> **What you have to do**: Would you copy out the whole listing exactly as given?

> **Provided entries**:
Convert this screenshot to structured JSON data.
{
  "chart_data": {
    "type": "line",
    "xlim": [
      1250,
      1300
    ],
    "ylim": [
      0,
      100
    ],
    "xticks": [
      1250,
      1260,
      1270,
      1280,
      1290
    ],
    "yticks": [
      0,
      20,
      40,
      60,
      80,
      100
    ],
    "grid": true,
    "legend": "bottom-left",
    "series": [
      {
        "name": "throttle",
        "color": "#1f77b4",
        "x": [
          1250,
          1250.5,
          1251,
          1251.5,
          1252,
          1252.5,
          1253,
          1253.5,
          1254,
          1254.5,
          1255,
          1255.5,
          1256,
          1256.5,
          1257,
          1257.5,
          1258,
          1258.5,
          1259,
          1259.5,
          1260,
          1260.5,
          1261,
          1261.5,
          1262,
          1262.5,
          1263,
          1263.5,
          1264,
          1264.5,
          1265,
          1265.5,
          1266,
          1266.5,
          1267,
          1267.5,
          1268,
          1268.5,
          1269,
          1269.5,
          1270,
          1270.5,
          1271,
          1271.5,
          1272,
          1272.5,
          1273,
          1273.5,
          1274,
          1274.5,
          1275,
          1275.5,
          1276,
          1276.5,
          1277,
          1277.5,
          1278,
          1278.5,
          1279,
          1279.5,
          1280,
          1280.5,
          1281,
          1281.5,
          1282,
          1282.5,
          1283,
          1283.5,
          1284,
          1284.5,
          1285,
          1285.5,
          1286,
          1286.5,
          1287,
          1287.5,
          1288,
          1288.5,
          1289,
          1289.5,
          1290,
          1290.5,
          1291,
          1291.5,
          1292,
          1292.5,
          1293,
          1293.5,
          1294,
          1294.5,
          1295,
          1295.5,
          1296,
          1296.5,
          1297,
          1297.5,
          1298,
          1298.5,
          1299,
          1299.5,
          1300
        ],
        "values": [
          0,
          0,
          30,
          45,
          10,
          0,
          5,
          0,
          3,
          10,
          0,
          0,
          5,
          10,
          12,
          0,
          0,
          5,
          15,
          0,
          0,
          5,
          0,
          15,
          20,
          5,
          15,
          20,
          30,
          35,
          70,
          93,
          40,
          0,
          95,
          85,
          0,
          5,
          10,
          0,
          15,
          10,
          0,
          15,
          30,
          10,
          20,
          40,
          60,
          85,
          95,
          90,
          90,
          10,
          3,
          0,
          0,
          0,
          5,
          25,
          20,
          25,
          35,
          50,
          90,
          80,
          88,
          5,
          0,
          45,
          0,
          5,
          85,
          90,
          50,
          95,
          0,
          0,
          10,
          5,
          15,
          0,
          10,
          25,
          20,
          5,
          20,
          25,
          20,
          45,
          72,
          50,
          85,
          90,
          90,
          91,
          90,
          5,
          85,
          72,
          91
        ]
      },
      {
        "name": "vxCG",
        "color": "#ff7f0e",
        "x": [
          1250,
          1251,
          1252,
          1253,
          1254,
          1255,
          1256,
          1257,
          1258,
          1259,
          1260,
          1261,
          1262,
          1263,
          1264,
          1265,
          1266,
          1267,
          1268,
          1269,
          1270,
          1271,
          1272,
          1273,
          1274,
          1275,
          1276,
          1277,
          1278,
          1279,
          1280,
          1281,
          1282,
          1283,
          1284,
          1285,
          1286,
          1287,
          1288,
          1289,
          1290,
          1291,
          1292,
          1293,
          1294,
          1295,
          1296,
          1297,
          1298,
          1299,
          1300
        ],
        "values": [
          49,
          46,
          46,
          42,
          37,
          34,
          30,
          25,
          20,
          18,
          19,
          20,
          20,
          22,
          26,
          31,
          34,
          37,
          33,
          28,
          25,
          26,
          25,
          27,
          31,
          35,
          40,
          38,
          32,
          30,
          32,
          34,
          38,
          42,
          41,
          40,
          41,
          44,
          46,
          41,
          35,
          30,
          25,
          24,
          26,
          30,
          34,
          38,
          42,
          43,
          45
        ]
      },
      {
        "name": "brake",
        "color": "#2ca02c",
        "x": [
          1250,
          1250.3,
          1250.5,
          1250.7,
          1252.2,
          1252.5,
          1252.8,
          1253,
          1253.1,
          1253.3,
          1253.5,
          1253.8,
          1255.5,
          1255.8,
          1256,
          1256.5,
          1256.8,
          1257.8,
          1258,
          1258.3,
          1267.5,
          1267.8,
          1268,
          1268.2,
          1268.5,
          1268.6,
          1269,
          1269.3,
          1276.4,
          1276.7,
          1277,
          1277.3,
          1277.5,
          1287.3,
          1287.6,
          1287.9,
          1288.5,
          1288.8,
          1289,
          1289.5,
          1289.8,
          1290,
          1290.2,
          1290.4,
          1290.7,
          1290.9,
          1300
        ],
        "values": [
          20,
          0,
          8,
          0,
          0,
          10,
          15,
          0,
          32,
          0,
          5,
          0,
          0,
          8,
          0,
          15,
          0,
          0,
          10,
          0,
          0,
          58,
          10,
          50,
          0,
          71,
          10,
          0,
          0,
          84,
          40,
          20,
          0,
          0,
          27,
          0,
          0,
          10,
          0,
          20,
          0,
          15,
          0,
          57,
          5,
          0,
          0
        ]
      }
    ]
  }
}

> **Expected answer**:
Convert this screenshot to structured JSON data.
{
  "chart_data": {
    "type": "line",
    "xlim": [
      1250,
      1300
    ],
    "ylim": [
      0,
      100
    ],
    "xticks": [
      1250,
      1260,
      1270,
      1280,
      1290
    ],
    "yticks": [
      0,
      20,
      40,
      60,
      80,
      100
    ],
    "grid": true,
    "legend": "bottom-left",
    "series": [
      {
        "name": "throttle",
        "color": "#1f77b4",
        "x": [
          1250,
          1250.5,
          1251,
          1251.5,
          1252,
          1252.5,
          1253,
          1253.5,
          1254,
          1254.5,
          1255,
          1255.5,
          1256,
          1256.5,
          1257,
          1257.5,
          1258,
          1258.5,
          1259,
          1259.5,
          1260,
          1260.5,
          1261,
          1261.5,
          1262,
          1262.5,
          1263,
          1263.5,
          1264,
          1264.5,
          1265,
          1265.5,
          1266,
          1266.5,
          1267,
          1267.5,
          1268,
          1268.5,
          1269,
          1269.5,
          1270,
          1270.5,
          1271,
          1271.5,
          1272,
          1272.5,
          1273,
          1273.5,
          1274,
          1274.5,
          1275,
          1275.5,
          1276,
          1276.5,
          1277,
          1277.5,
          1278,
          1278.5,
          1279,
          1279.5,
          1280,
          1280.5,
          1281,
          1281.5,
          1282,
          1282.5,
          1283,
          1283.5,
          1284,
          1284.5,
          1285,
          1285.5,
          1286,
          1286.5,
          1287,
          1287.5,
          1288,
          1288.5,
          1289,
          1289.5,
          1290,
          1290.5,
          1291,
          1291.5,
          1292,
          1292.5,
          1293,
          1293.5,
          1294,
          1294.5,
          1295,
          1295.5,
          1296,
          1296.5,
          1297,
          1297.5,
          1298,
          1298.5,
          1299,
          1299.5,
          1300
        ],
        "values": [
          0,
          0,
          30,
          45,
          10,
          0,
          5,
          0,
          3,
          10,
          0,
          0,
          5,
          10,
          12,
          0,
          0,
          5,
          15,
          0,
          0,
          5,
          0,
          15,
          20,
          5,
          15,
          20,
          30,
          35,
          70,
          93,
          40,
          0,
          95,
          85,
          0,
          5,
          10,
          0,
          15,
          10,
          0,
          15,
          30,
          10,
          20,
          40,
          60,
          85,
          95,
          90,
          90,
          10,
          3,
          0,
          0,
          0,
          5,
          25,
          20,
          25,
          35,
          50,
          90,
          80,
          88,
          5,
          0,
          45,
          0,
          5,
          85,
          90,
          50,
          95,
          0,
          0,
          10,
          5,
          15,
          0,
          10,
          25,
          20,
          5,
          20,
          25,
          20,
          45,
          72,
          50,
          85,
          90,
          90,
          91,
          90,
          5,
          85,
          72,
          91
        ]
      },
      {
        "name": "vxCG",
        "color": "#ff7f0e",
        "x": [
          1250,
          1251,
          1252,
          1253,
          1254,
          1255,
          1256,
          1257,
          1258,
          1259,
          1260,
          1261,
          1262,
          1263,
          1264,
          1265,
          1266,
          1267,
          1268,
          1269,
          1270,
          1271,
          1272,
          1273,
          1274,
          1275,
          1276,
          1277,
          1278,
          1279,
          1280,
          1281,
          1282,
          1283,
          1284,
          1285,
          1286,
          1287,
          1288,
          1289,
          1290,
          1291,
          1292,
          1293,
          1294,
          1295,
          1296,
          1297,
          1298,
          1299,
          1300
        ],
        "values": [
          49,
          46,
          46,
          42,
          37,
          34,
          30,
          25,
          20,
          18,
          19,
          20,
          20,
          22,
          26,
          31,
          34,
          37,
          33,
          28,
          25,
          26,
          25,
          27,
          31,
          35,
          40,
          38,
          32,
          30,
          32,
          34,
          38,
          42,
          41,
          40,
          41,
          44,
          46,
          41,
          35,
          30,
          25,
          24,
          26,
          30,
          34,
          38,
          42,
          43,
          45
        ]
      },
      {
        "name": "brake",
        "color": "#2ca02c",
        "x": [
          1250,
          1250.3,
          1250.5,
          1250.7,
          1252.2,
          1252.5,
          1252.8,
          1253,
          1253.1,
          1253.3,
          1253.5,
          1253.8,
          1255.5,
          1255.8,
          1256,
          1256.5,
          1256.8,
          1257.8,
          1258,
          1258.3,
          1267.5,
          1267.8,
          1268,
          1268.2,
          1268.5,
          1268.6,
          1269,
          1269.3,
          1276.4,
          1276.7,
          1277,
          1277.3,
          1277.5,
          1287.3,
          1287.6,
          1287.9,
          1288.5,
          1288.8,
          1289,
          1289.5,
          1289.8,
          1290,
          1290.2,
          1290.4,
          1290.7,
          1290.9,
          1300
        ],
        "values": [
          20,
          0,
          8,
          0,
          0,
          10,
          15,
          0,
          32,
          0,
          5,
          0,
          0,
          8,
          0,
          15,
          0,
          0,
          10,
          0,
          0,
          58,
          10,
          50,
          0,
          71,
          10,
          0,
          0,
          84,
          40,
          20,
          0,
          0,
          27,
          0,
          0,
          10,
          0,
          20,
          0,
          15,
          0,
          57,
          5,
          0,
          0
        ]
      }
    ]
  }
}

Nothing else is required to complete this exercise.